From the listing below, pull out every line where the string "sweat" appears.

Dataset excerpts:
______________________________

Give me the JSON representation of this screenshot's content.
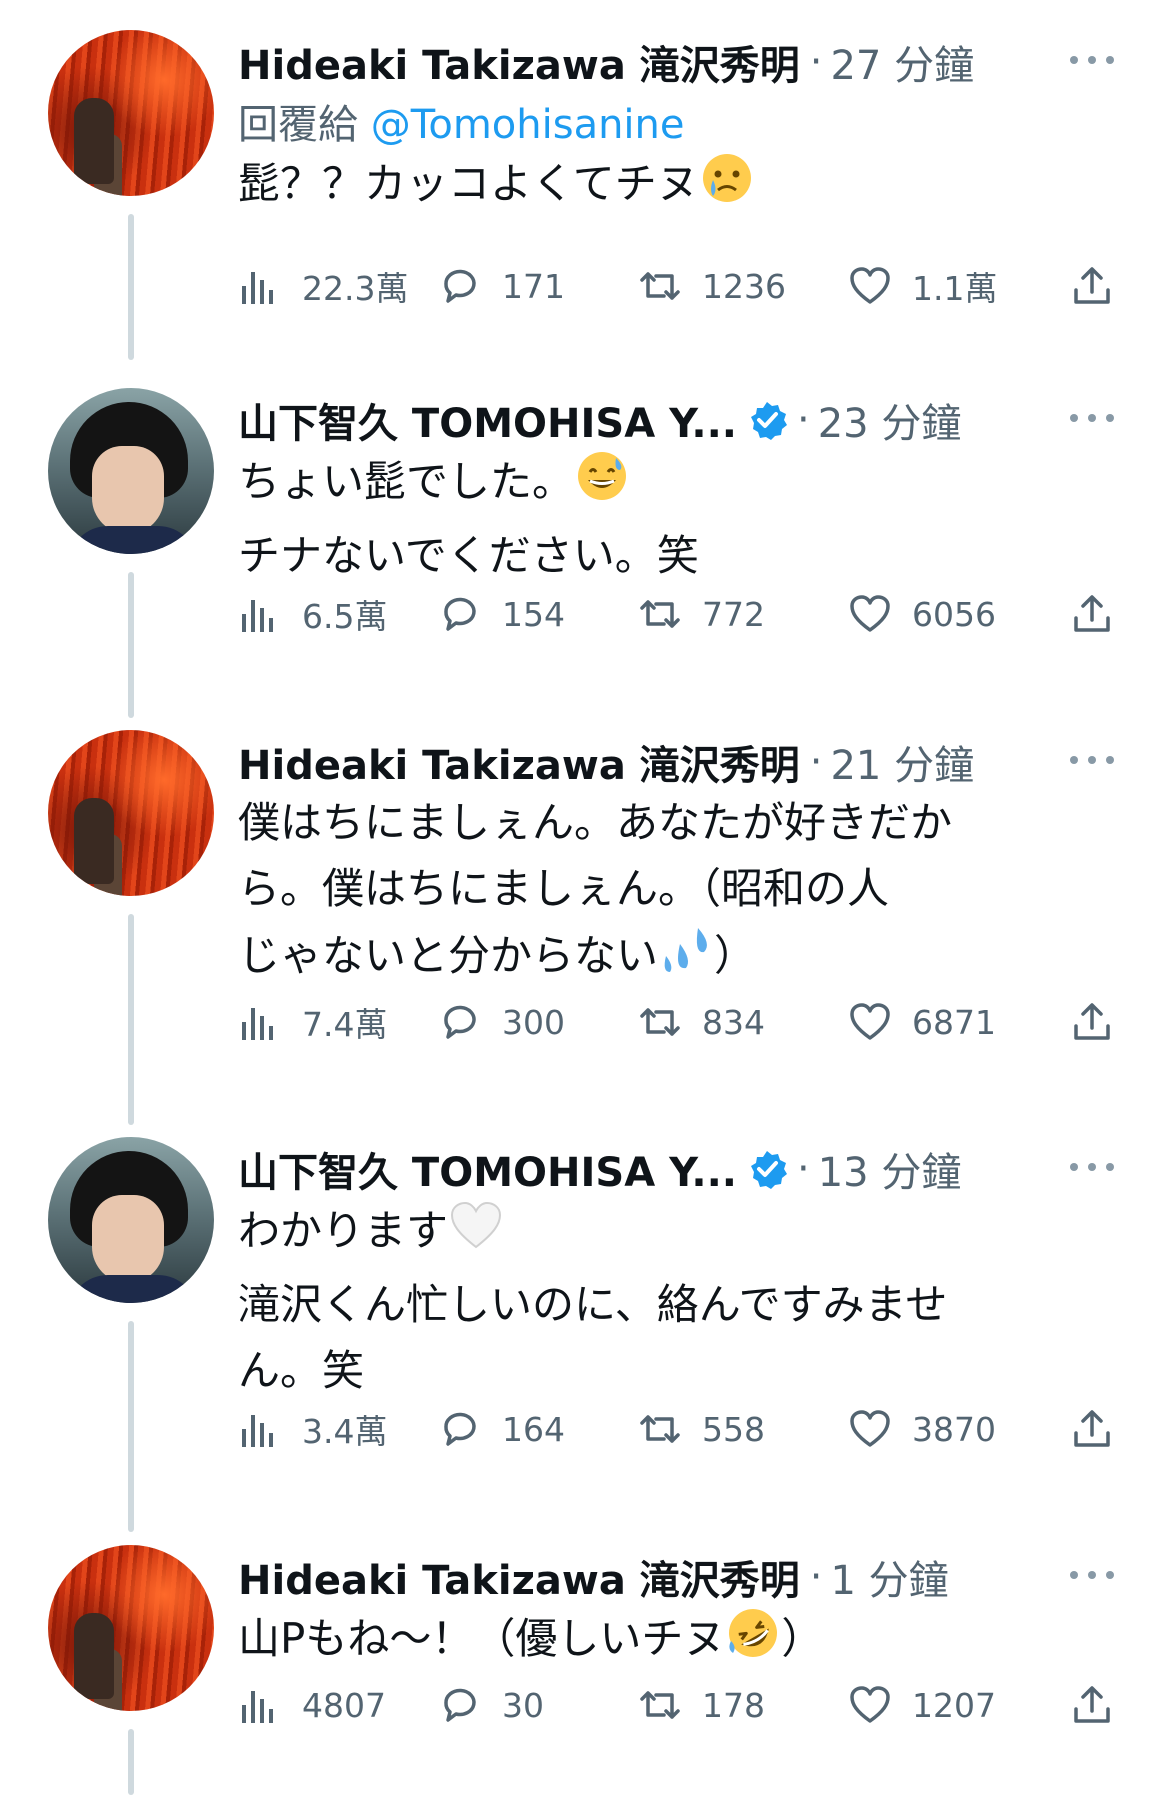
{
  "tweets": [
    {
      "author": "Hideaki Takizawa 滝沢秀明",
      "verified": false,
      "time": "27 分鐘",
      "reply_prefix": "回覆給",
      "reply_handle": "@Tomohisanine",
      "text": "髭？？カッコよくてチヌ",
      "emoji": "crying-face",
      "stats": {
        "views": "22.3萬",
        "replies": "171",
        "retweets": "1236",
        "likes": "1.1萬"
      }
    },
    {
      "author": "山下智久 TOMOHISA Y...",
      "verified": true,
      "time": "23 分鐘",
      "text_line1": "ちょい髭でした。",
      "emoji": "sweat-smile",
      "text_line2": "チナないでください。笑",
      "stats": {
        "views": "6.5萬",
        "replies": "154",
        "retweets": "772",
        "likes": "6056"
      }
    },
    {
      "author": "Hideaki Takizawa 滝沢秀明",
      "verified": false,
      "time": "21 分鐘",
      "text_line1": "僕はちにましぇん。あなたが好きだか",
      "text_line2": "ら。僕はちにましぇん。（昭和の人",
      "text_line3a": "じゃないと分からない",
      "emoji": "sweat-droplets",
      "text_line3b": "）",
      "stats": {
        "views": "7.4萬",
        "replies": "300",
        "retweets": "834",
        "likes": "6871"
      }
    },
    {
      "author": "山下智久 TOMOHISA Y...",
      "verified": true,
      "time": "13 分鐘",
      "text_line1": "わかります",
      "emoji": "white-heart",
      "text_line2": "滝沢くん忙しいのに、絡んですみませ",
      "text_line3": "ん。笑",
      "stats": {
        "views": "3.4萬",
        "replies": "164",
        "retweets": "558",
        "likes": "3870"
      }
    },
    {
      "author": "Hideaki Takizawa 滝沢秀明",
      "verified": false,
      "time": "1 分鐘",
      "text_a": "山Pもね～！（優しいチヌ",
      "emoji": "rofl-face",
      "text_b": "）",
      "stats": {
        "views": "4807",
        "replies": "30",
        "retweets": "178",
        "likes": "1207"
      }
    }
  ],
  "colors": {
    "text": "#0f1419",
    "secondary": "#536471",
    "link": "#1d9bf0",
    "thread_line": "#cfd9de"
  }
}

______________________________

Final result:
      "emoji": "sweat-smile",
      "emoji": "sweat-droplets",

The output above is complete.